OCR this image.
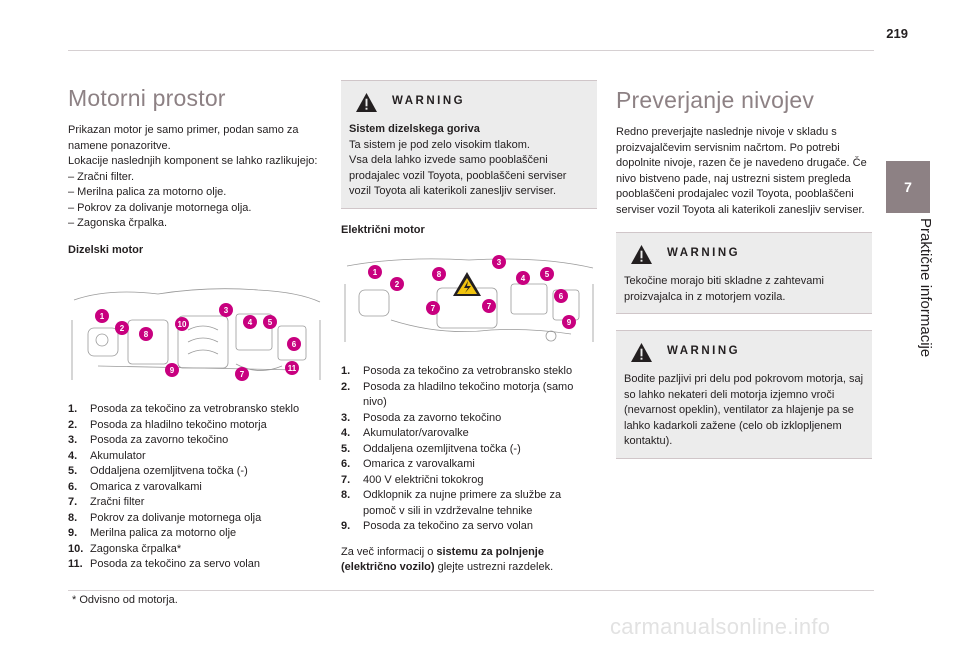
219
7
Praktične informacije
Motorni prostor
Prikazan motor je samo primer, podan samo za namene ponazoritve.
Lokacije naslednjih komponent se lahko razlikujejo:
– Zračni filter.
– Merilna palica za motorno olje.
– Pokrov za dolivanje motornega olja.
– Zagonska črpalka.
Dizelski motor
1
2
8
10
3
4 5
6
9	7
11
1.	Posoda za tekočino za vetrobransko steklo
2.	Posoda za hladilno tekočino motorja
3.	Posoda za zavorno tekočino
4.	Akumulator
5.	Oddaljena ozemljitvena točka (-)
6.	Omarica z varovalkami
7.	Zračni filter
8.	Pokrov za dolivanje motornega olja
9.	Merilna palica za motorno olje
10. Zagonska črpalka*
11. Posoda za tekočino za servo volan
WARNING
Sistem dizelskega goriva
Ta sistem je pod zelo visokim tlakom.
Vsa dela lahko izvede samo pooblaščeni prodajalec vozil Toyota, pooblaščeni serviser vozil Toyota ali katerikoli zanesljiv serviser.
Električni motor
1
2
8
3
4 5
6
7	7
9
1.	Posoda za tekočino za vetrobransko steklo
2.	Posoda za hladilno tekočino motorja (samo nivo)
3.	Posoda za zavorno tekočino
4.	Akumulator/varovalke
5.	Oddaljena ozemljitvena točka (-)
6.	Omarica z varovalkami
7.	400 V električni tokokrog
8.	Odklopnik za nujne primere za službe za pomoč v sili in vzdrževalne tehnike
9.	Posoda za tekočino za servo volan

Za več informacij o sistemu za polnjenje (električno vozilo) glejte ustrezni razdelek.

Preverjanje nivojev
Redno preverjajte naslednje nivoje v skladu s proizvajalčevim servisnim načrtom. Po potrebi dopolnite nivoje, razen če je navedeno drugače. Če nivo bistveno pade, naj ustrezni sistem pregleda pooblaščeni prodajalec vozil Toyota, pooblaščeni serviser vozil Toyota ali katerikoli zanesljiv serviser.
WARNING
Tekočine morajo biti skladne z zahtevami proizvajalca in z motorjem vozila.
WARNING
Bodite pazljivi pri delu pod pokrovom motorja, saj so lahko nekateri deli motorja izjemno vroči (nevarnost opeklin), ventilator za hlajenje pa se lahko kadarkoli zažene (celo ob izklopljenem kontaktu).
* Odvisno od motorja.
carmanualsonline.info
--------------------
Your answer should be a single number: how many lines of the material contain the word "olja".

2